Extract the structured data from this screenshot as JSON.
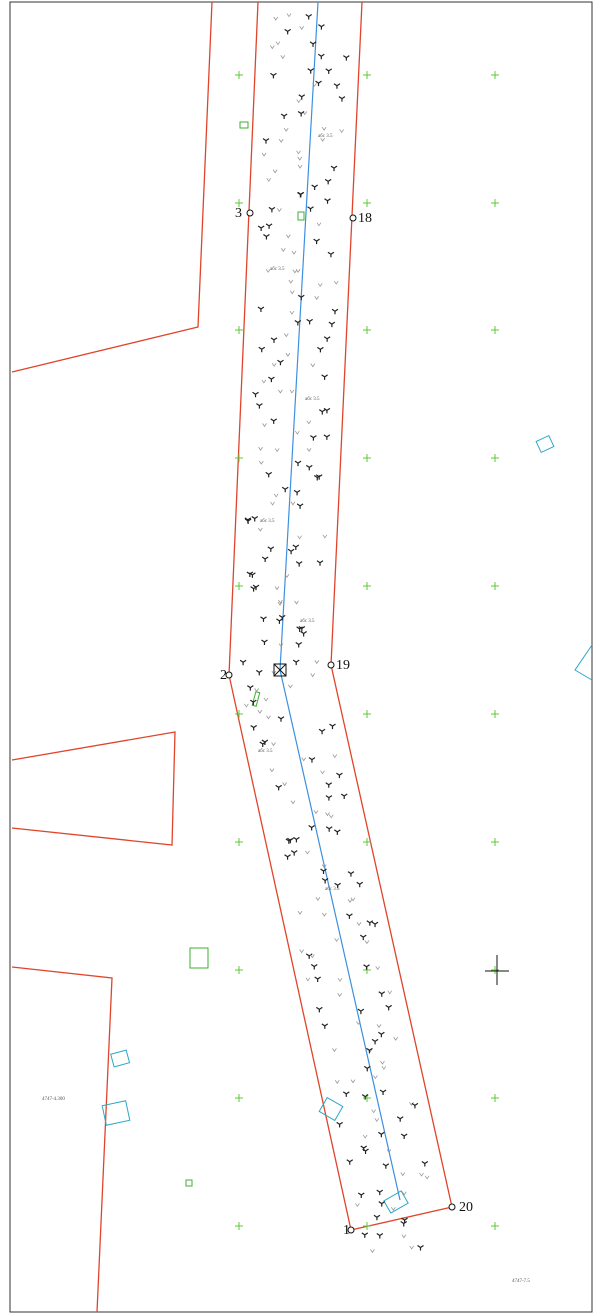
{
  "points": [
    {
      "label": "3"
    },
    {
      "label": "18"
    },
    {
      "label": "2"
    },
    {
      "label": "19"
    },
    {
      "label": "1"
    },
    {
      "label": "20"
    }
  ],
  "annotations": [
    {
      "label": "абс 3.5"
    },
    {
      "label": "абс 3.5"
    },
    {
      "label": "абс 3.5"
    },
    {
      "label": "абс 3.5"
    },
    {
      "label": "абс 3.5"
    },
    {
      "label": "абс 3.5"
    },
    {
      "label": "абс 3.5"
    },
    {
      "label": "4747-4.300"
    },
    {
      "label": "4747-7.5"
    }
  ]
}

━━━━

* **Directions**: Retype all of the entries exactly as written, leaving out any images.

* **Exercise output**:
Extract the structured data from this screenshot as JSON.
{
  "points": [
    {
      "label": "3"
    },
    {
      "label": "18"
    },
    {
      "label": "2"
    },
    {
      "label": "19"
    },
    {
      "label": "1"
    },
    {
      "label": "20"
    }
  ],
  "annotations": [
    {
      "label": "абс 3.5"
    },
    {
      "label": "абс 3.5"
    },
    {
      "label": "абс 3.5"
    },
    {
      "label": "абс 3.5"
    },
    {
      "label": "абс 3.5"
    },
    {
      "label": "абс 3.5"
    },
    {
      "label": "абс 3.5"
    },
    {
      "label": "4747-4.300"
    },
    {
      "label": "4747-7.5"
    }
  ]
}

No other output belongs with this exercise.